Where does the string "Have" appear? Copy every line of the entries below that holds it.

### DATA SUPPLIED
::::::::

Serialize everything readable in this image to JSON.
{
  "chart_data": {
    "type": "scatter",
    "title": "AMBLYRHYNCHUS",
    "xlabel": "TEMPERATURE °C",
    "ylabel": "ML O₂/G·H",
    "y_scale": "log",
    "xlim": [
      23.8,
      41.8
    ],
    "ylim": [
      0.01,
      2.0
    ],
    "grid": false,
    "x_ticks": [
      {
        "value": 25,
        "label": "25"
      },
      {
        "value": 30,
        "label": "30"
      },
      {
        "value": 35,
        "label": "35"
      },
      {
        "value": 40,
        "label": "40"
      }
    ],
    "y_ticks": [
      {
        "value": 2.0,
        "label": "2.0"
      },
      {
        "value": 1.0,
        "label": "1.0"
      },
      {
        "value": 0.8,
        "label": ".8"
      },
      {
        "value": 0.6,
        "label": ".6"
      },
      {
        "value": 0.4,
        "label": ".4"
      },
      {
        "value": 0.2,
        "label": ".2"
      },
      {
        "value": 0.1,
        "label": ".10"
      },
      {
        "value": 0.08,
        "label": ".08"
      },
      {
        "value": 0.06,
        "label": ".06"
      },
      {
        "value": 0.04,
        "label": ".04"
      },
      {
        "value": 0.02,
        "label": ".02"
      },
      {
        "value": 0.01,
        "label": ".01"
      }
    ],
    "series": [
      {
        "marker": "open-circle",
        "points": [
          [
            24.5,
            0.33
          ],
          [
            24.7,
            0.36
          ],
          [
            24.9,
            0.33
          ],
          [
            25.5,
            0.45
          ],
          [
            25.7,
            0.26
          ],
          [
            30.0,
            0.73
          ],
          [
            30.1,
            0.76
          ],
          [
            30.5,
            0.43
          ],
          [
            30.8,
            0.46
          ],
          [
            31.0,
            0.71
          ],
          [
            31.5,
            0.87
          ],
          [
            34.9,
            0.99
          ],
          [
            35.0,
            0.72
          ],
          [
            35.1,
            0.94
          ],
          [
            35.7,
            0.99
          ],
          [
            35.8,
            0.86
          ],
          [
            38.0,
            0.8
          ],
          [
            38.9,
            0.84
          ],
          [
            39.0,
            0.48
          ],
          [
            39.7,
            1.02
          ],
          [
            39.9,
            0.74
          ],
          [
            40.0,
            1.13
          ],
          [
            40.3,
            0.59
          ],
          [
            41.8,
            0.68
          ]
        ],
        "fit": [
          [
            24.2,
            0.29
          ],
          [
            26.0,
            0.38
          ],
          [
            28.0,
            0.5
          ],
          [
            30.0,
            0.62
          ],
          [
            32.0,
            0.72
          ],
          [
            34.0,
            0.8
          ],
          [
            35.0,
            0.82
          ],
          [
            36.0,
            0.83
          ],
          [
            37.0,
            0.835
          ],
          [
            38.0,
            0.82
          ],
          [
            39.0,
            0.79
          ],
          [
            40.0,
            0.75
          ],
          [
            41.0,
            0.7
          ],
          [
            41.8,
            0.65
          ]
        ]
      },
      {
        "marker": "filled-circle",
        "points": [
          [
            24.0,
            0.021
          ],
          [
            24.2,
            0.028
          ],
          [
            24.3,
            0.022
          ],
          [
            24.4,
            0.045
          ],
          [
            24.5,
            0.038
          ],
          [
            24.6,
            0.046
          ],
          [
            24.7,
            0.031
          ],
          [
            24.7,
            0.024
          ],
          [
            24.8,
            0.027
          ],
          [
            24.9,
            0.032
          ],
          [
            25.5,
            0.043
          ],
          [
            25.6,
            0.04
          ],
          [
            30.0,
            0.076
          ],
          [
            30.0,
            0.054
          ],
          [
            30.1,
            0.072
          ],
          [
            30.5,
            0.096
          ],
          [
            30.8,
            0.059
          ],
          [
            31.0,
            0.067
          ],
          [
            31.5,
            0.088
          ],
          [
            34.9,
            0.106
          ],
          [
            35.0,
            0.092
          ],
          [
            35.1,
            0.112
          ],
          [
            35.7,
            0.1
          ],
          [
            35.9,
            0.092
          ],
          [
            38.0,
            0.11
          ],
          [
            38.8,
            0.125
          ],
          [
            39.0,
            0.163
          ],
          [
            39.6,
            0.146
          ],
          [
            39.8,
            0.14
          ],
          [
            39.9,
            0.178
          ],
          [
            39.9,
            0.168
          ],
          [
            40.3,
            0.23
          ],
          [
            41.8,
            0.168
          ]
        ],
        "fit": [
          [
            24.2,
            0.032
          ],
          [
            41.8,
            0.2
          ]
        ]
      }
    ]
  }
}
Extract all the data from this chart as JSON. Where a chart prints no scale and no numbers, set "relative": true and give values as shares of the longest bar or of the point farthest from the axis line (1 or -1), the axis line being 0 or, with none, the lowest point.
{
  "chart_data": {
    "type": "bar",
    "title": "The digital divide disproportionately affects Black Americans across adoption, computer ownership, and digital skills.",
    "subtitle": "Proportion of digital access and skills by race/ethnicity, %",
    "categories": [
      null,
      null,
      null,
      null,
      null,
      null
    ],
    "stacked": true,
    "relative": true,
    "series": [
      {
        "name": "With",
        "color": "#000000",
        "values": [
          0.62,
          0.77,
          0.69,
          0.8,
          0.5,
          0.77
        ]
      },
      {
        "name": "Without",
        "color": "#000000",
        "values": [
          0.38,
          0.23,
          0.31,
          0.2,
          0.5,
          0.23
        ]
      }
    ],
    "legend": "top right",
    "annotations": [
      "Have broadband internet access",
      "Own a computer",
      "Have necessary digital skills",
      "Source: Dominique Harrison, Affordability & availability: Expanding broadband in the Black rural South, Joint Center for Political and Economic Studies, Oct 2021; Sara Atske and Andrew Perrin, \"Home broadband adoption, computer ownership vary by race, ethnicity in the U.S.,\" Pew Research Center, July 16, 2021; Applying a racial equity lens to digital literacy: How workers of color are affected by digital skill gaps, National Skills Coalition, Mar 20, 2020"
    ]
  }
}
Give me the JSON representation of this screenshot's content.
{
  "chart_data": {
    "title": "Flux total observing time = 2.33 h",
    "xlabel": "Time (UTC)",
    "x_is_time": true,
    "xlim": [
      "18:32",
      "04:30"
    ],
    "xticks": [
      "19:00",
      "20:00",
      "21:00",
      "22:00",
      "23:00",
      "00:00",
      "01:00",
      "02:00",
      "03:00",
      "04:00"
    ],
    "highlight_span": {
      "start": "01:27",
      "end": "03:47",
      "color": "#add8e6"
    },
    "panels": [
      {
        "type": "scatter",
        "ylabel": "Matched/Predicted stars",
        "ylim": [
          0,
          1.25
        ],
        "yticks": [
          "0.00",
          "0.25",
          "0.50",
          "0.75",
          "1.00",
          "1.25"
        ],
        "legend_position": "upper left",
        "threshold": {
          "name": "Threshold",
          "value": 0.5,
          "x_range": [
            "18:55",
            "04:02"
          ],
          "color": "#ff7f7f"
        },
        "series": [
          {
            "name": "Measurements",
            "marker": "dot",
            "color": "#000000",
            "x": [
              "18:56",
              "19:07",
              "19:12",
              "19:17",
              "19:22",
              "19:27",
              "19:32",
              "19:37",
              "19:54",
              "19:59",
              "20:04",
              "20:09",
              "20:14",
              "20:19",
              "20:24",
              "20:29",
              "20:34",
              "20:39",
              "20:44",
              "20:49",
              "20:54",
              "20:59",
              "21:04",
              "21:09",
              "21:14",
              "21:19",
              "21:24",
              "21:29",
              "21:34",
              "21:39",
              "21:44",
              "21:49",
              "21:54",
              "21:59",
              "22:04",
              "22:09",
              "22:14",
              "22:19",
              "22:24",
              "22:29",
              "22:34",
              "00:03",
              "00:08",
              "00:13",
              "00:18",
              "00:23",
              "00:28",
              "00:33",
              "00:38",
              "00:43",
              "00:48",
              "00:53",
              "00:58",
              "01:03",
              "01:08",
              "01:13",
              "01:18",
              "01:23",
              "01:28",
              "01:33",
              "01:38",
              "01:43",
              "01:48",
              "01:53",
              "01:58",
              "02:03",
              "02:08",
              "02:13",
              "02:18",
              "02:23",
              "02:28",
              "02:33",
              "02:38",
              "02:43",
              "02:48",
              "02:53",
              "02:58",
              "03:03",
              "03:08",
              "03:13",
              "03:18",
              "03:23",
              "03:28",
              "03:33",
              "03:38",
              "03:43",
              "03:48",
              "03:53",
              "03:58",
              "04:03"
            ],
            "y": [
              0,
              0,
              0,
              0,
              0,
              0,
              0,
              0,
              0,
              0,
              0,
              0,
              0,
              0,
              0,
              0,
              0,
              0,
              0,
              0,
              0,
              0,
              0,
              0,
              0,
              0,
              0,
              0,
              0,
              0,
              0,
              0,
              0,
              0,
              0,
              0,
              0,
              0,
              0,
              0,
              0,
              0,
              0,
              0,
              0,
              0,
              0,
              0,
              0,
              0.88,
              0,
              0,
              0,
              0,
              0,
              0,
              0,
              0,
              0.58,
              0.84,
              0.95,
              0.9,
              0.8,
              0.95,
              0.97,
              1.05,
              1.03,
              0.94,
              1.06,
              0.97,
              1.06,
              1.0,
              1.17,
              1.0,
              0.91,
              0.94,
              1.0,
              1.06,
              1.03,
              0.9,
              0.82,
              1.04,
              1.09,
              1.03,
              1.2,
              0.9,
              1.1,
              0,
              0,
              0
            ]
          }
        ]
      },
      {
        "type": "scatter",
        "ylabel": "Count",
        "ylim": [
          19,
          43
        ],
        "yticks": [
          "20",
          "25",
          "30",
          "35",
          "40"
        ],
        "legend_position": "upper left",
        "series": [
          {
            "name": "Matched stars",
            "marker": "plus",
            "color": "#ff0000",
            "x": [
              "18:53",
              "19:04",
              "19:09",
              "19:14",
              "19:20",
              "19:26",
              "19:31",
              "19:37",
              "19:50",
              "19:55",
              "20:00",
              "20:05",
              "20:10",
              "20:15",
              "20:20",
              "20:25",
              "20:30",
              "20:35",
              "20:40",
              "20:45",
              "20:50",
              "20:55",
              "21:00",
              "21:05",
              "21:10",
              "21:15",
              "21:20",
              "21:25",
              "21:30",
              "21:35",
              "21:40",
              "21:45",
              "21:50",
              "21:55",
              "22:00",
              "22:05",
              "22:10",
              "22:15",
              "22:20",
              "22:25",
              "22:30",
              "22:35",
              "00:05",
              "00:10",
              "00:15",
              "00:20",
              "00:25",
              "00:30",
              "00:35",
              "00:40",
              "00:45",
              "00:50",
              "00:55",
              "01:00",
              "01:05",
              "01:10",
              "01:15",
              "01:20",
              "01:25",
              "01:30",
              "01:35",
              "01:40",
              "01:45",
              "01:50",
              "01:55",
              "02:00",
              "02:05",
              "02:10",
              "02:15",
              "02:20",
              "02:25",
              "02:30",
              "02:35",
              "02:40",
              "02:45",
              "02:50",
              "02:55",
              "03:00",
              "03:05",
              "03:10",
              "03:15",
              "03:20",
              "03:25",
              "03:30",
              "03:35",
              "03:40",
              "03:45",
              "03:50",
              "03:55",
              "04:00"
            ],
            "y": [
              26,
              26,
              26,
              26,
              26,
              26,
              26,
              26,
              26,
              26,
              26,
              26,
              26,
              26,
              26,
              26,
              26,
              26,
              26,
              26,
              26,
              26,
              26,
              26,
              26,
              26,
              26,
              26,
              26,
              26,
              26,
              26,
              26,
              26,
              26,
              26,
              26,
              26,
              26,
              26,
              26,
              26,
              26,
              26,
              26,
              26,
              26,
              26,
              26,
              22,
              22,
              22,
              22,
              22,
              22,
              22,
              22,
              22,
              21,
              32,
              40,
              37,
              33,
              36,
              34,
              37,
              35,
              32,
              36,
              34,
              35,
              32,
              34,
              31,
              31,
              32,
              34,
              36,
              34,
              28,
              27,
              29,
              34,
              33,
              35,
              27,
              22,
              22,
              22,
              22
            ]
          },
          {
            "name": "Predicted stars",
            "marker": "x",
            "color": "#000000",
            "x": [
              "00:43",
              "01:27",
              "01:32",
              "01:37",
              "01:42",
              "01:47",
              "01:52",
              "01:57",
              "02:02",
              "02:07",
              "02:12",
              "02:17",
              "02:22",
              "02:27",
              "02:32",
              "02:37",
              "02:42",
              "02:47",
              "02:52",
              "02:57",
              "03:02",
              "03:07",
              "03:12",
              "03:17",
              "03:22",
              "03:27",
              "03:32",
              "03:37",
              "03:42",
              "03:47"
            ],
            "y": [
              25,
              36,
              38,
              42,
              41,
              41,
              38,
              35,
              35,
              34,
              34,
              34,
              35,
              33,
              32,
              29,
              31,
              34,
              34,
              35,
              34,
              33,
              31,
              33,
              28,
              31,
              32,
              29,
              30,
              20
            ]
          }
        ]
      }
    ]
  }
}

::::::::

### SOLUTION TO THE PROBLEM
      "Have broadband internet access",
      "Have necessary digital skills",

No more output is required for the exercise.